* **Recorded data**
/---
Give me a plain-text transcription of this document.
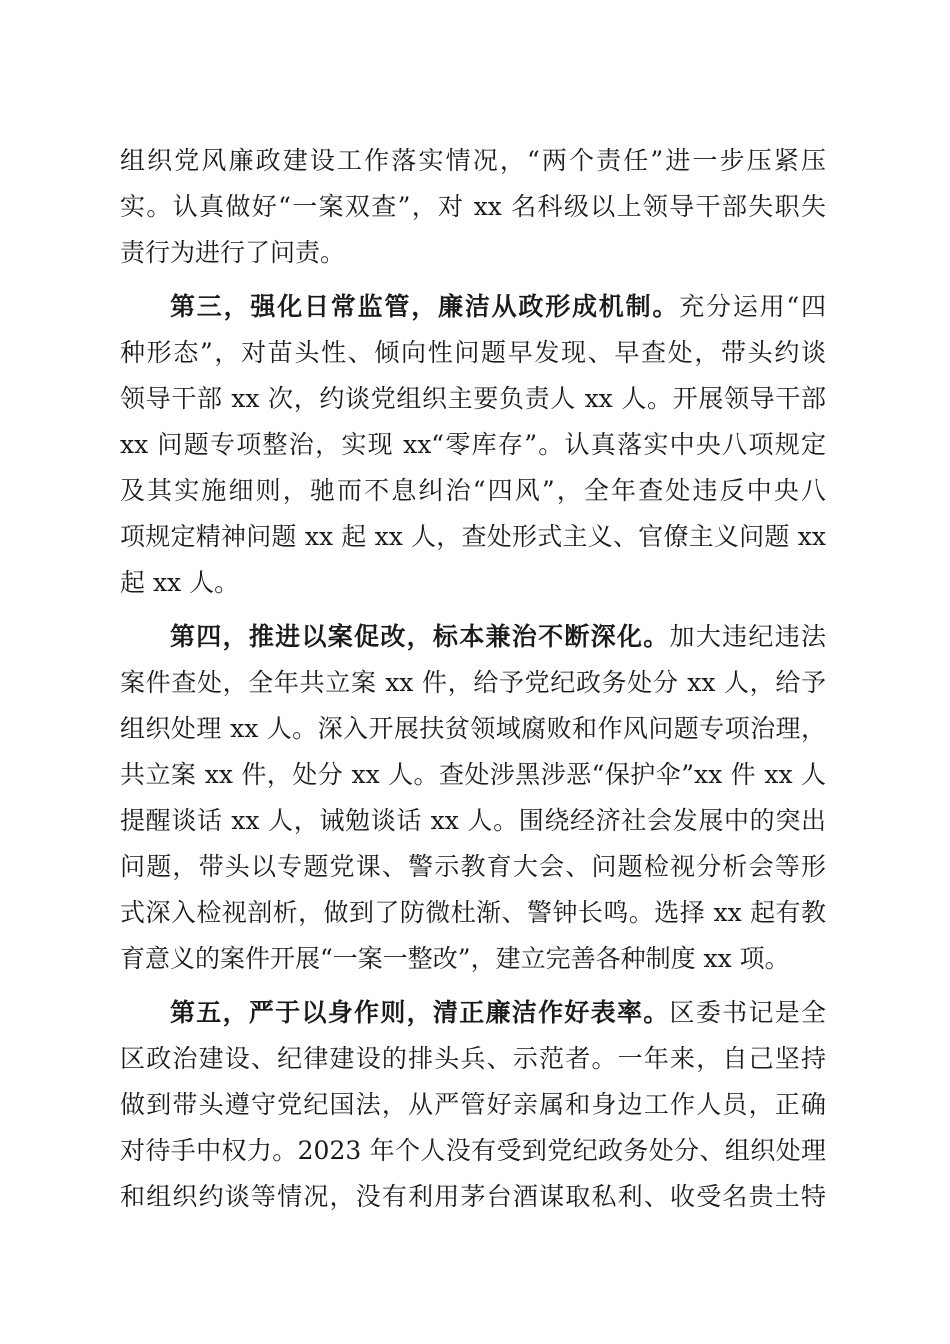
组织党风廉政建设工作落实情况，“两个责任”进一步压紧压
实。认真做好“一案双查”，对 xx 名科级以上领导干部失职失
责行为进行了问责。
第三，强化日常监管，廉洁从政形成机制。充分运用“四
种形态”，对苗头性、倾向性问题早发现、早查处，带头约谈
领导干部 xx 次，约谈党组织主要负责人 xx 人。开展领导干部
xx 问题专项整治，实现 xx“零库存”。认真落实中央八项规定
及其实施细则，驰而不息纠治“四风”，全年查处违反中央八
项规定精神问题 xx 起 xx 人，查处形式主义、官僚主义问题 xx
起 xx 人。
第四，推进以案促改，标本兼治不断深化。加大违纪违法
案件查处，全年共立案 xx 件，给予党纪政务处分 xx 人，给予
组织处理 xx 人。深入开展扶贫领域腐败和作风问题专项治理，
共立案 xx 件，处分 xx 人。查处涉黑涉恶“保护伞”xx 件 xx 人
提醒谈话 xx 人，诫勉谈话 xx 人。围绕经济社会发展中的突出
问题，带头以专题党课、警示教育大会、问题检视分析会等形
式深入检视剖析，做到了防微杜渐、警钟长鸣。选择 xx 起有教
育意义的案件开展“一案一整改”，建立完善各种制度 xx 项。
第五，严于以身作则，清正廉洁作好表率。区委书记是全
区政治建设、纪律建设的排头兵、示范者。一年来，自己坚持
做到带头遵守党纪国法，从严管好亲属和身边工作人员，正确
对待手中权力。2023 年个人没有受到党纪政务处分、组织处理
和组织约谈等情况，没有利用茅台酒谋取私利、收受名贵土特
\---
Using the material above, return every line exactly as it appears, minus the pictures.

* **FULL OUTPUT**
Give me a plain-text transcription of this document.
组织党风廉政建设工作落实情况，“两个责任”进一步压紧压
实。认真做好“一案双查”，对 xx 名科级以上领导干部失职失
责行为进行了问责。
第三，强化日常监管，廉洁从政形成机制。充分运用“四
种形态”，对苗头性、倾向性问题早发现、早查处，带头约谈
领导干部 xx 次，约谈党组织主要负责人 xx 人。开展领导干部
xx 问题专项整治，实现 xx“零库存”。认真落实中央八项规定
及其实施细则，驰而不息纠治“四风”，全年查处违反中央八
项规定精神问题 xx 起 xx 人，查处形式主义、官僚主义问题 xx
起 xx 人。
第四，推进以案促改，标本兼治不断深化。加大违纪违法
案件查处，全年共立案 xx 件，给予党纪政务处分 xx 人，给予
组织处理 xx 人。深入开展扶贫领域腐败和作风问题专项治理，
共立案 xx 件，处分 xx 人。查处涉黑涉恶“保护伞”xx 件 xx 人
提醒谈话 xx 人，诫勉谈话 xx 人。围绕经济社会发展中的突出
问题，带头以专题党课、警示教育大会、问题检视分析会等形
式深入检视剖析，做到了防微杜渐、警钟长鸣。选择 xx 起有教
育意义的案件开展“一案一整改”，建立完善各种制度 xx 项。
第五，严于以身作则，清正廉洁作好表率。区委书记是全
区政治建设、纪律建设的排头兵、示范者。一年来，自己坚持
做到带头遵守党纪国法，从严管好亲属和身边工作人员，正确
对待手中权力。2023 年个人没有受到党纪政务处分、组织处理
和组织约谈等情况，没有利用茅台酒谋取私利、收受名贵土特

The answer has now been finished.